### Entries supplied
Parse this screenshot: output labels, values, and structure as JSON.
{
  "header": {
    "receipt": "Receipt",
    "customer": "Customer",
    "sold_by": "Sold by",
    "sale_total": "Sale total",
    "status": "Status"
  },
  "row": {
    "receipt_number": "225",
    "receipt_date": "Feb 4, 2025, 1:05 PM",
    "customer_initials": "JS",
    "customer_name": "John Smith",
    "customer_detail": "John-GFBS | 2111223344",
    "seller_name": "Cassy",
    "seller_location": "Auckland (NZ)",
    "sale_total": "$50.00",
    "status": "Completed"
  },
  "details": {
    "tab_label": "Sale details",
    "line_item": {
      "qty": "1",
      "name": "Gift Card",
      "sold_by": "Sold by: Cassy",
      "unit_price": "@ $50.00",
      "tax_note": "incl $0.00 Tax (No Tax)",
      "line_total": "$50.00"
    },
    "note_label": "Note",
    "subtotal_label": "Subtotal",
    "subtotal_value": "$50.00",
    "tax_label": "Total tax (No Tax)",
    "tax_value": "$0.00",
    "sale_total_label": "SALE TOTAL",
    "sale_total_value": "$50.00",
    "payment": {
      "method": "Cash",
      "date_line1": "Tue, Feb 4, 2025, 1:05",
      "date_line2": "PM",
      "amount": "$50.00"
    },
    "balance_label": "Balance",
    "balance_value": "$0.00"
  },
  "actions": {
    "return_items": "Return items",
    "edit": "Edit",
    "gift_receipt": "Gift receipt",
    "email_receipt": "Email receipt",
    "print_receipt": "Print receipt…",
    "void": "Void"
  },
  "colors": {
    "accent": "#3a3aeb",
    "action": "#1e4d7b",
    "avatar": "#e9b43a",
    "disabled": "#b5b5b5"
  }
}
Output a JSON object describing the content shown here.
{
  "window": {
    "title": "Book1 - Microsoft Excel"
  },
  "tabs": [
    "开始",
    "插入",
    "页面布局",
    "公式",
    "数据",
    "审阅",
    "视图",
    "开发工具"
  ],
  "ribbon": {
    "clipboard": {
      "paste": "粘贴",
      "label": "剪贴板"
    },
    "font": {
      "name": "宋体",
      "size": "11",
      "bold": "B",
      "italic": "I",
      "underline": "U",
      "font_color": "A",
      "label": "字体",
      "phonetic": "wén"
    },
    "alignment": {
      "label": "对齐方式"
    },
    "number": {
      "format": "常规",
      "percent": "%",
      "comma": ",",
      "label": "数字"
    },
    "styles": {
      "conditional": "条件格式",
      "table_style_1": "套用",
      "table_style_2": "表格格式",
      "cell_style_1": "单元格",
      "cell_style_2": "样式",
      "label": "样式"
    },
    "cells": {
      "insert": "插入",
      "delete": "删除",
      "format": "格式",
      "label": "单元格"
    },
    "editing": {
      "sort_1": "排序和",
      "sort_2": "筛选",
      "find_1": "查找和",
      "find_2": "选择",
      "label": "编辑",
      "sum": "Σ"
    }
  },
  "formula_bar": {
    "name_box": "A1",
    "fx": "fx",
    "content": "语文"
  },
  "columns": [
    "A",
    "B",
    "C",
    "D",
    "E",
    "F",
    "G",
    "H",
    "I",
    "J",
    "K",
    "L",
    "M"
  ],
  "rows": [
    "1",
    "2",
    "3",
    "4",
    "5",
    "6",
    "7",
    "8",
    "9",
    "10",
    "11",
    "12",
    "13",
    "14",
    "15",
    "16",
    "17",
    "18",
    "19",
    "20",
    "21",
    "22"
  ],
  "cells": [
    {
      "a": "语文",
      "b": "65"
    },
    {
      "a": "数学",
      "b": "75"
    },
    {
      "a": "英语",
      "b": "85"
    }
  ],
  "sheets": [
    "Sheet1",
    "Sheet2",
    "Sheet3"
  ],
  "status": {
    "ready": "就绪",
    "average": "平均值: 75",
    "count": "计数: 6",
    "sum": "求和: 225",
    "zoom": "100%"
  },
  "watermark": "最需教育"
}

### Problem to work on
Nothing should be changed: write out all of the data as is.

### Exercise output
Parse this screenshot: output labels, values, and structure as JSON.
{
  "header": {
    "receipt": "Receipt",
    "customer": "Customer",
    "sold_by": "Sold by",
    "sale_total": "Sale total",
    "status": "Status"
  },
  "row": {
    "receipt_number": "225",
    "receipt_date": "Feb 4, 2025, 1:05 PM",
    "customer_initials": "JS",
    "customer_name": "John Smith",
    "customer_detail": "John-GFBS | 2111223344",
    "seller_name": "Cassy",
    "seller_location": "Auckland (NZ)",
    "sale_total": "$50.00",
    "status": "Completed"
  },
  "details": {
    "tab_label": "Sale details",
    "line_item": {
      "qty": "1",
      "name": "Gift Card",
      "sold_by": "Sold by: Cassy",
      "unit_price": "@ $50.00",
      "tax_note": "incl $0.00 Tax (No Tax)",
      "line_total": "$50.00"
    },
    "note_label": "Note",
    "subtotal_label": "Subtotal",
    "subtotal_value": "$50.00",
    "tax_label": "Total tax (No Tax)",
    "tax_value": "$0.00",
    "sale_total_label": "SALE TOTAL",
    "sale_total_value": "$50.00",
    "payment": {
      "method": "Cash",
      "date_line1": "Tue, Feb 4, 2025, 1:05",
      "date_line2": "PM",
      "amount": "$50.00"
    },
    "balance_label": "Balance",
    "balance_value": "$0.00"
  },
  "actions": {
    "return_items": "Return items",
    "edit": "Edit",
    "gift_receipt": "Gift receipt",
    "email_receipt": "Email receipt",
    "print_receipt": "Print receipt…",
    "void": "Void"
  },
  "colors": {
    "accent": "#3a3aeb",
    "action": "#1e4d7b",
    "avatar": "#e9b43a",
    "disabled": "#b5b5b5"
  }
}
Output a JSON object describing the content shown here.
{
  "window": {
    "title": "Book1 - Microsoft Excel"
  },
  "tabs": [
    "开始",
    "插入",
    "页面布局",
    "公式",
    "数据",
    "审阅",
    "视图",
    "开发工具"
  ],
  "ribbon": {
    "clipboard": {
      "paste": "粘贴",
      "label": "剪贴板"
    },
    "font": {
      "name": "宋体",
      "size": "11",
      "bold": "B",
      "italic": "I",
      "underline": "U",
      "font_color": "A",
      "label": "字体",
      "phonetic": "wén"
    },
    "alignment": {
      "label": "对齐方式"
    },
    "number": {
      "format": "常规",
      "percent": "%",
      "comma": ",",
      "label": "数字"
    },
    "styles": {
      "conditional": "条件格式",
      "table_style_1": "套用",
      "table_style_2": "表格格式",
      "cell_style_1": "单元格",
      "cell_style_2": "样式",
      "label": "样式"
    },
    "cells": {
      "insert": "插入",
      "delete": "删除",
      "format": "格式",
      "label": "单元格"
    },
    "editing": {
      "sort_1": "排序和",
      "sort_2": "筛选",
      "find_1": "查找和",
      "find_2": "选择",
      "label": "编辑",
      "sum": "Σ"
    }
  },
  "formula_bar": {
    "name_box": "A1",
    "fx": "fx",
    "content": "语文"
  },
  "columns": [
    "A",
    "B",
    "C",
    "D",
    "E",
    "F",
    "G",
    "H",
    "I",
    "J",
    "K",
    "L",
    "M"
  ],
  "rows": [
    "1",
    "2",
    "3",
    "4",
    "5",
    "6",
    "7",
    "8",
    "9",
    "10",
    "11",
    "12",
    "13",
    "14",
    "15",
    "16",
    "17",
    "18",
    "19",
    "20",
    "21",
    "22"
  ],
  "cells": [
    {
      "a": "语文",
      "b": "65"
    },
    {
      "a": "数学",
      "b": "75"
    },
    {
      "a": "英语",
      "b": "85"
    }
  ],
  "sheets": [
    "Sheet1",
    "Sheet2",
    "Sheet3"
  ],
  "status": {
    "ready": "就绪",
    "average": "平均值: 75",
    "count": "计数: 6",
    "sum": "求和: 225",
    "zoom": "100%"
  },
  "watermark": "最需教育"
}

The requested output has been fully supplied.